* Data shown
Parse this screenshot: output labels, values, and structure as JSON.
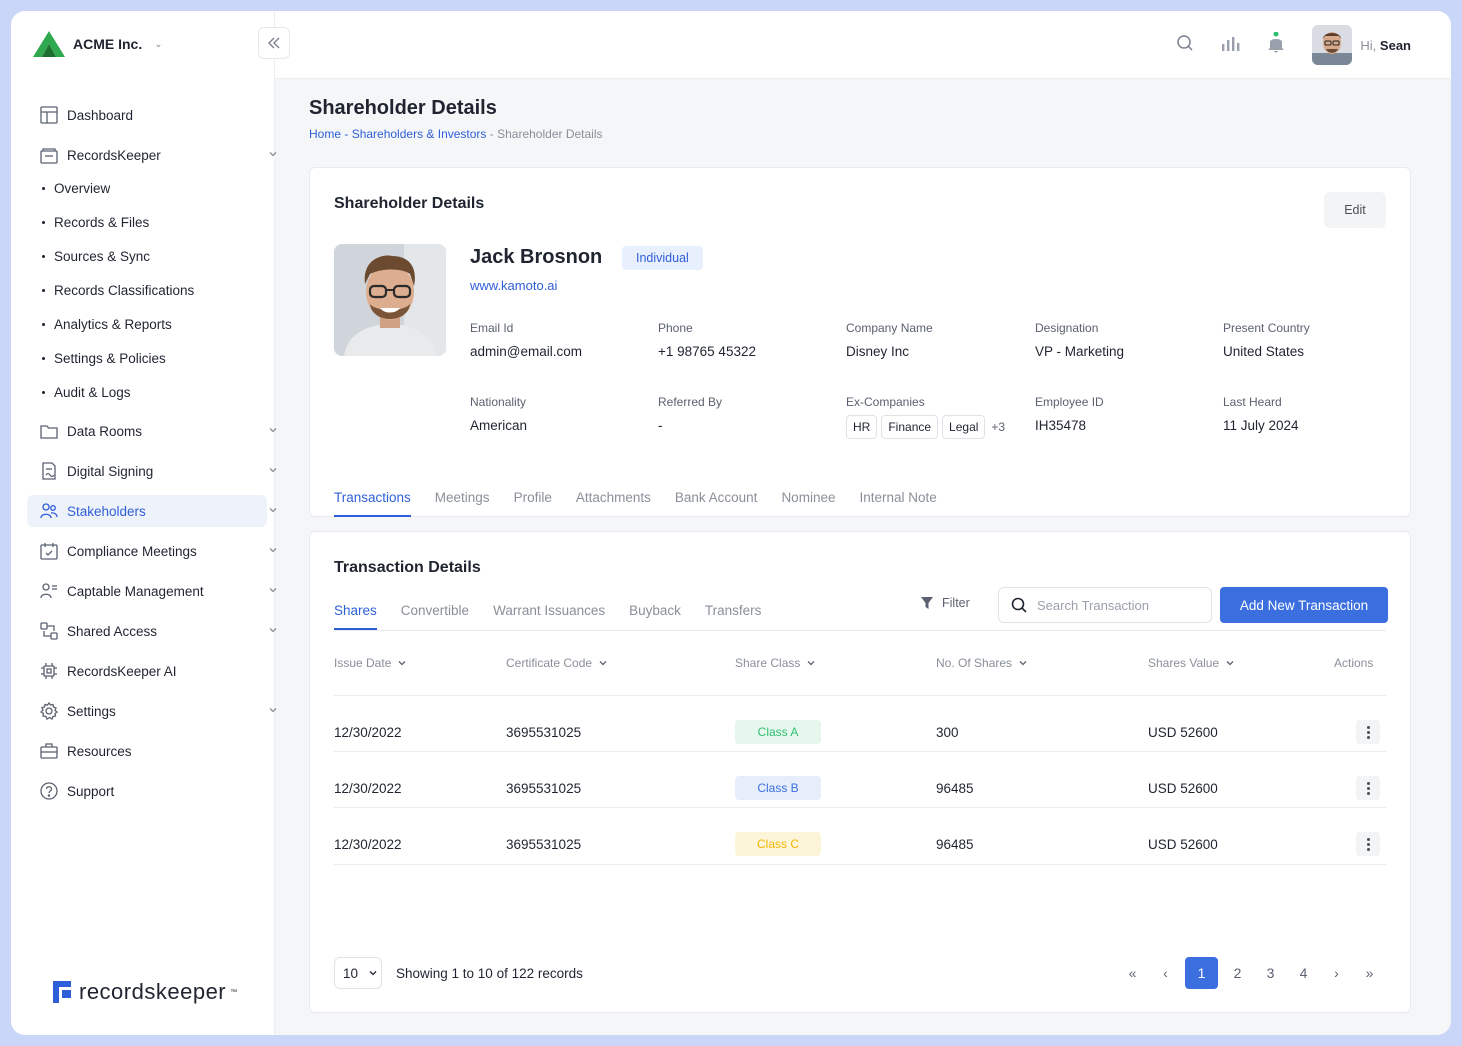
{
  "brand": {
    "name": "ACME Inc."
  },
  "sidebar": {
    "items": [
      {
        "label": "Dashboard"
      },
      {
        "label": "RecordsKeeper"
      },
      {
        "label": "Data Rooms"
      },
      {
        "label": "Digital Signing"
      },
      {
        "label": "Stakeholders"
      },
      {
        "label": "Compliance Meetings"
      },
      {
        "label": "Captable Management"
      },
      {
        "label": "Shared Access"
      },
      {
        "label": "RecordsKeeper AI"
      },
      {
        "label": "Settings"
      },
      {
        "label": "Resources"
      },
      {
        "label": "Support"
      }
    ],
    "sub_items": [
      {
        "label": "Overview"
      },
      {
        "label": "Records & Files"
      },
      {
        "label": "Sources & Sync"
      },
      {
        "label": "Records Classifications"
      },
      {
        "label": "Analytics & Reports"
      },
      {
        "label": "Settings & Policies"
      },
      {
        "label": "Audit & Logs"
      }
    ],
    "logo_text": "recordskeeper",
    "logo_tm": "™"
  },
  "topbar": {
    "greeting": "Hi,",
    "user": "Sean"
  },
  "page": {
    "title": "Shareholder Details",
    "breadcrumb": {
      "home": "Home",
      "sep": " - ",
      "parent": "Shareholders & Investors",
      "current": "Shareholder Details"
    }
  },
  "details": {
    "title": "Shareholder Details",
    "edit_label": "Edit",
    "name": "Jack Brosnon",
    "type_badge": "Individual",
    "website": "www.kamoto.ai",
    "fields": {
      "email": {
        "label": "Email Id",
        "value": "admin@email.com"
      },
      "phone": {
        "label": "Phone",
        "value": "+1 98765 45322"
      },
      "company": {
        "label": "Company Name",
        "value": "Disney Inc"
      },
      "designation": {
        "label": "Designation",
        "value": "VP - Marketing"
      },
      "country": {
        "label": "Present Country",
        "value": "United States"
      },
      "nationality": {
        "label": "Nationality",
        "value": "American"
      },
      "referred": {
        "label": "Referred By",
        "value": "-"
      },
      "ex_companies": {
        "label": "Ex-Companies",
        "chips": [
          "HR",
          "Finance",
          "Legal"
        ],
        "more": "+3"
      },
      "employee_id": {
        "label": "Employee ID",
        "value": "IH35478"
      },
      "last_heard": {
        "label": "Last Heard",
        "value": "11 July 2024"
      }
    },
    "tabs": [
      "Transactions",
      "Meetings",
      "Profile",
      "Attachments",
      "Bank Account",
      "Nominee",
      "Internal Note"
    ]
  },
  "transactions": {
    "title": "Transaction Details",
    "tabs": [
      "Shares",
      "Convertible",
      "Warrant Issuances",
      "Buyback",
      "Transfers"
    ],
    "filter_label": "Filter",
    "search_placeholder": "Search Transaction",
    "add_label": "Add New Transaction",
    "columns": [
      "Issue Date",
      "Certificate Code",
      "Share Class",
      "No. Of Shares",
      "Shares Value",
      "Actions"
    ],
    "rows": [
      {
        "date": "12/30/2022",
        "code": "3695531025",
        "class": "Class A",
        "shares": "300",
        "value": "USD 52600"
      },
      {
        "date": "12/30/2022",
        "code": "3695531025",
        "class": "Class B",
        "shares": "96485",
        "value": "USD 52600"
      },
      {
        "date": "12/30/2022",
        "code": "3695531025",
        "class": "Class C",
        "shares": "96485",
        "value": "USD 52600"
      }
    ],
    "per_page": "10",
    "showing": "Showing 1 to 10 of 122 records",
    "pages": [
      "1",
      "2",
      "3",
      "4"
    ]
  },
  "colors": {
    "accent": "#3b6fe0",
    "class_a": "#2fbf71",
    "class_b": "#3b6fe0",
    "class_c": "#f2b705"
  }
}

* Prompt
Reproduce the material in full, word for word, and omit the pictures.

* Complete output
Parse this screenshot: output labels, values, and structure as JSON.
{
  "brand": {
    "name": "ACME Inc."
  },
  "sidebar": {
    "items": [
      {
        "label": "Dashboard"
      },
      {
        "label": "RecordsKeeper"
      },
      {
        "label": "Data Rooms"
      },
      {
        "label": "Digital Signing"
      },
      {
        "label": "Stakeholders"
      },
      {
        "label": "Compliance Meetings"
      },
      {
        "label": "Captable Management"
      },
      {
        "label": "Shared Access"
      },
      {
        "label": "RecordsKeeper AI"
      },
      {
        "label": "Settings"
      },
      {
        "label": "Resources"
      },
      {
        "label": "Support"
      }
    ],
    "sub_items": [
      {
        "label": "Overview"
      },
      {
        "label": "Records & Files"
      },
      {
        "label": "Sources & Sync"
      },
      {
        "label": "Records Classifications"
      },
      {
        "label": "Analytics & Reports"
      },
      {
        "label": "Settings & Policies"
      },
      {
        "label": "Audit & Logs"
      }
    ],
    "logo_text": "recordskeeper",
    "logo_tm": "™"
  },
  "topbar": {
    "greeting": "Hi,",
    "user": "Sean"
  },
  "page": {
    "title": "Shareholder Details",
    "breadcrumb": {
      "home": "Home",
      "sep": " - ",
      "parent": "Shareholders & Investors",
      "current": "Shareholder Details"
    }
  },
  "details": {
    "title": "Shareholder Details",
    "edit_label": "Edit",
    "name": "Jack Brosnon",
    "type_badge": "Individual",
    "website": "www.kamoto.ai",
    "fields": {
      "email": {
        "label": "Email Id",
        "value": "admin@email.com"
      },
      "phone": {
        "label": "Phone",
        "value": "+1 98765 45322"
      },
      "company": {
        "label": "Company Name",
        "value": "Disney Inc"
      },
      "designation": {
        "label": "Designation",
        "value": "VP - Marketing"
      },
      "country": {
        "label": "Present Country",
        "value": "United States"
      },
      "nationality": {
        "label": "Nationality",
        "value": "American"
      },
      "referred": {
        "label": "Referred By",
        "value": "-"
      },
      "ex_companies": {
        "label": "Ex-Companies",
        "chips": [
          "HR",
          "Finance",
          "Legal"
        ],
        "more": "+3"
      },
      "employee_id": {
        "label": "Employee ID",
        "value": "IH35478"
      },
      "last_heard": {
        "label": "Last Heard",
        "value": "11 July 2024"
      }
    },
    "tabs": [
      "Transactions",
      "Meetings",
      "Profile",
      "Attachments",
      "Bank Account",
      "Nominee",
      "Internal Note"
    ]
  },
  "transactions": {
    "title": "Transaction Details",
    "tabs": [
      "Shares",
      "Convertible",
      "Warrant Issuances",
      "Buyback",
      "Transfers"
    ],
    "filter_label": "Filter",
    "search_placeholder": "Search Transaction",
    "add_label": "Add New Transaction",
    "columns": [
      "Issue Date",
      "Certificate Code",
      "Share Class",
      "No. Of Shares",
      "Shares Value",
      "Actions"
    ],
    "rows": [
      {
        "date": "12/30/2022",
        "code": "3695531025",
        "class": "Class A",
        "shares": "300",
        "value": "USD 52600"
      },
      {
        "date": "12/30/2022",
        "code": "3695531025",
        "class": "Class B",
        "shares": "96485",
        "value": "USD 52600"
      },
      {
        "date": "12/30/2022",
        "code": "3695531025",
        "class": "Class C",
        "shares": "96485",
        "value": "USD 52600"
      }
    ],
    "per_page": "10",
    "showing": "Showing 1 to 10 of 122 records",
    "pages": [
      "1",
      "2",
      "3",
      "4"
    ]
  },
  "colors": {
    "accent": "#3b6fe0",
    "class_a": "#2fbf71",
    "class_b": "#3b6fe0",
    "class_c": "#f2b705"
  }
}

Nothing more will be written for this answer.